**The task**
Pick out every line in the data below that holds "Long".

**Task data**

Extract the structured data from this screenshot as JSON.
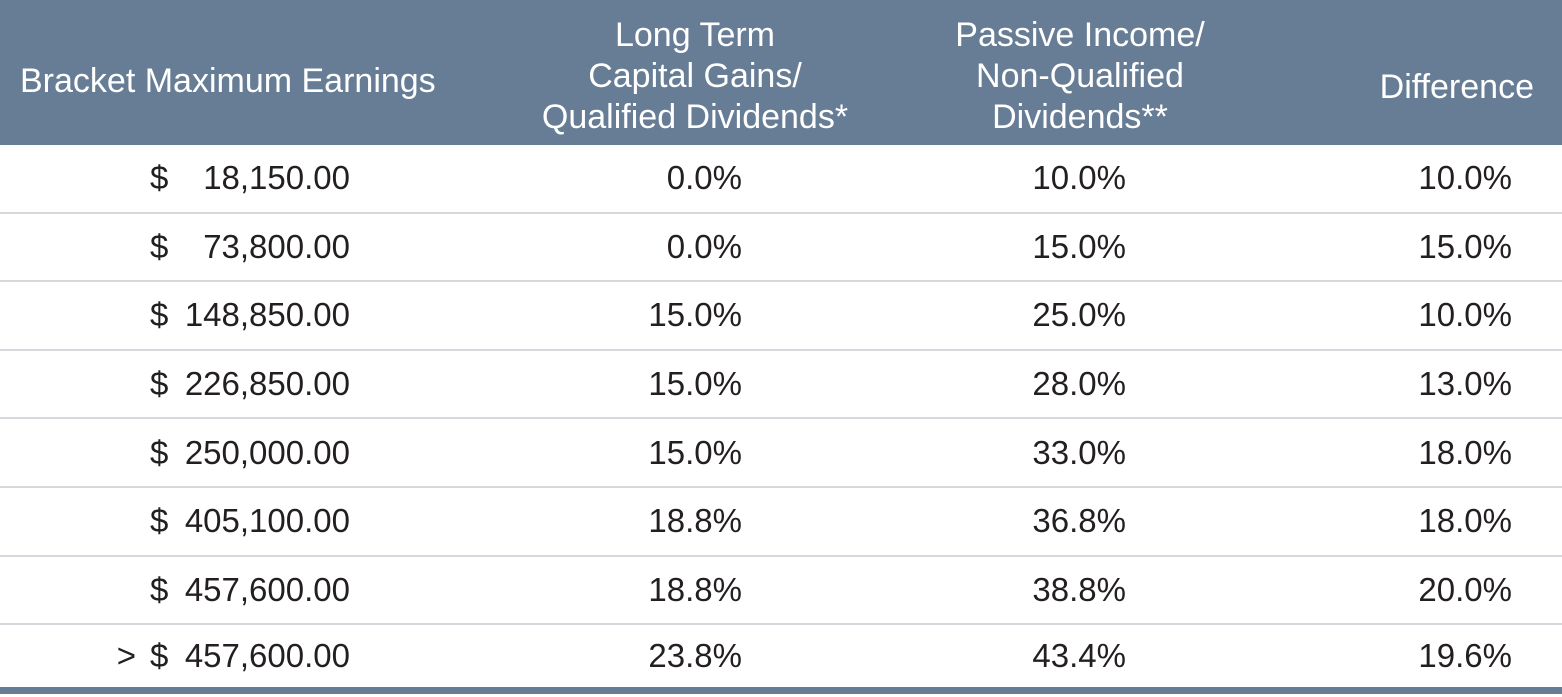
{
  "chart_data": {
    "type": "table",
    "columns": [
      "Bracket Maximum Earnings",
      "Long Term Capital Gains/ Qualified Dividends*",
      "Passive Income/ Non-Qualified Dividends**",
      "Difference"
    ],
    "header": {
      "bracket": [
        "Bracket Maximum Earnings"
      ],
      "ltcg": [
        "Long Term",
        "Capital Gains/",
        "Qualified Dividends*"
      ],
      "passive": [
        "Passive Income/",
        "Non-Qualified",
        "Dividends**"
      ],
      "difference": [
        "Difference"
      ]
    },
    "rows": [
      {
        "prefix": "",
        "currency": "$",
        "amount": "18,150.00",
        "ltcg": "0.0%",
        "passive": "10.0%",
        "difference": "10.0%"
      },
      {
        "prefix": "",
        "currency": "$",
        "amount": "73,800.00",
        "ltcg": "0.0%",
        "passive": "15.0%",
        "difference": "15.0%"
      },
      {
        "prefix": "",
        "currency": "$",
        "amount": "148,850.00",
        "ltcg": "15.0%",
        "passive": "25.0%",
        "difference": "10.0%"
      },
      {
        "prefix": "",
        "currency": "$",
        "amount": "226,850.00",
        "ltcg": "15.0%",
        "passive": "28.0%",
        "difference": "13.0%"
      },
      {
        "prefix": "",
        "currency": "$",
        "amount": "250,000.00",
        "ltcg": "15.0%",
        "passive": "33.0%",
        "difference": "18.0%"
      },
      {
        "prefix": "",
        "currency": "$",
        "amount": "405,100.00",
        "ltcg": "18.8%",
        "passive": "36.8%",
        "difference": "18.0%"
      },
      {
        "prefix": "",
        "currency": "$",
        "amount": "457,600.00",
        "ltcg": "18.8%",
        "passive": "38.8%",
        "difference": "20.0%"
      },
      {
        "prefix": ">",
        "currency": "$",
        "amount": "457,600.00",
        "ltcg": "23.8%",
        "passive": "43.4%",
        "difference": "19.6%"
      }
    ]
  },
  "colors": {
    "header_bg": "#677d95",
    "header_text": "#ffffff",
    "row_divider": "#d5d8dc",
    "body_text": "#231f20"
  }
}
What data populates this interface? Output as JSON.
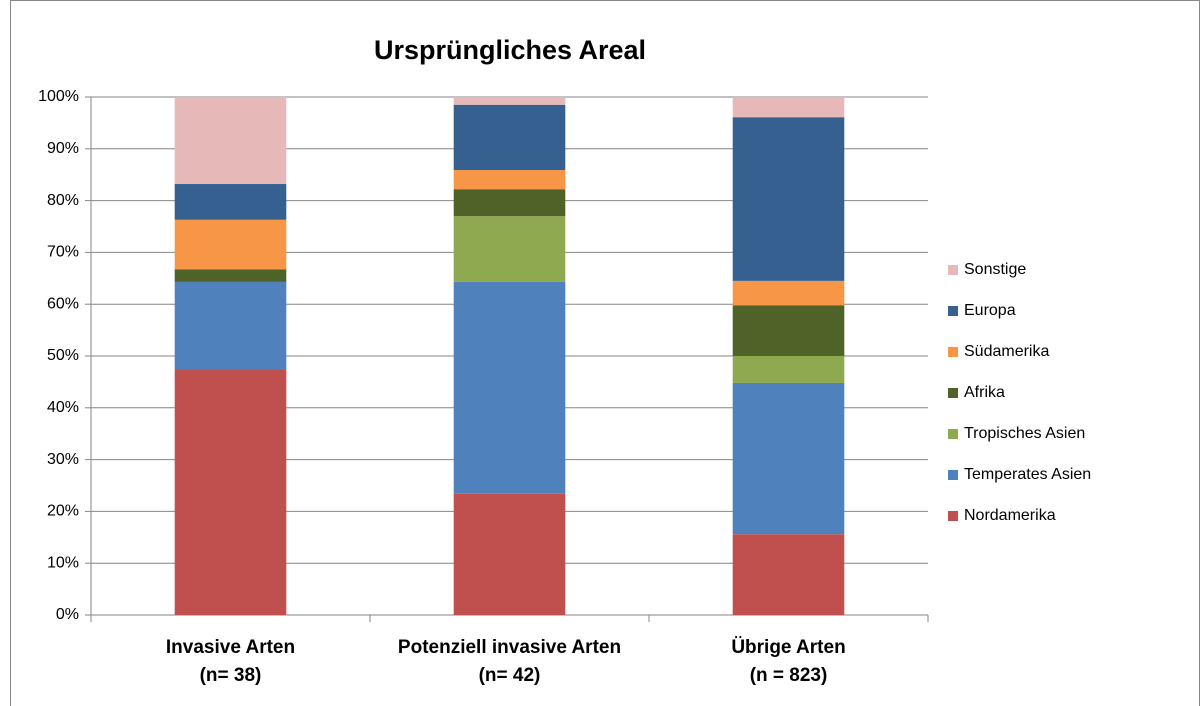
{
  "chart_data": {
    "type": "stacked_bar",
    "title": "Ursprüngliches Areal",
    "categories": [
      "Invasive Arten\n(n= 38)",
      "Potenziell invasive Arten\n(n= 42)",
      "Übrige Arten\n(n = 823)"
    ],
    "series": [
      {
        "name": "Nordamerika",
        "color": "#c0504d",
        "values": [
          47.4,
          23.4,
          15.6
        ]
      },
      {
        "name": "Temperates Asien",
        "color": "#4f81bd",
        "values": [
          16.9,
          40.9,
          29.2
        ]
      },
      {
        "name": "Tropisches Asien",
        "color": "#8ea94f",
        "values": [
          0,
          12.7,
          5.2
        ]
      },
      {
        "name": "Afrika",
        "color": "#4f6228",
        "values": [
          2.4,
          5.2,
          9.8
        ]
      },
      {
        "name": "Südamerika",
        "color": "#f79646",
        "values": [
          9.6,
          3.7,
          4.7
        ]
      },
      {
        "name": "Europa",
        "color": "#35608f",
        "values": [
          6.9,
          12.6,
          31.6
        ]
      },
      {
        "name": "Sonstige",
        "color": "#e6b9b8",
        "values": [
          16.8,
          1.5,
          3.9
        ]
      }
    ],
    "ylim": [
      0,
      100
    ],
    "yticks": [
      {
        "value": 0,
        "label": "0%"
      },
      {
        "value": 10,
        "label": "10%"
      },
      {
        "value": 20,
        "label": "20%"
      },
      {
        "value": 30,
        "label": "30%"
      },
      {
        "value": 40,
        "label": "40%"
      },
      {
        "value": 50,
        "label": "50%"
      },
      {
        "value": 60,
        "label": "60%"
      },
      {
        "value": 70,
        "label": "70%"
      },
      {
        "value": 80,
        "label": "80%"
      },
      {
        "value": 90,
        "label": "90%"
      },
      {
        "value": 100,
        "label": "100%"
      }
    ],
    "grid": true,
    "legend": "right"
  }
}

**Result of this task**
      "Long Term Capital Gains/ Qualified Dividends*",
        "Long Term",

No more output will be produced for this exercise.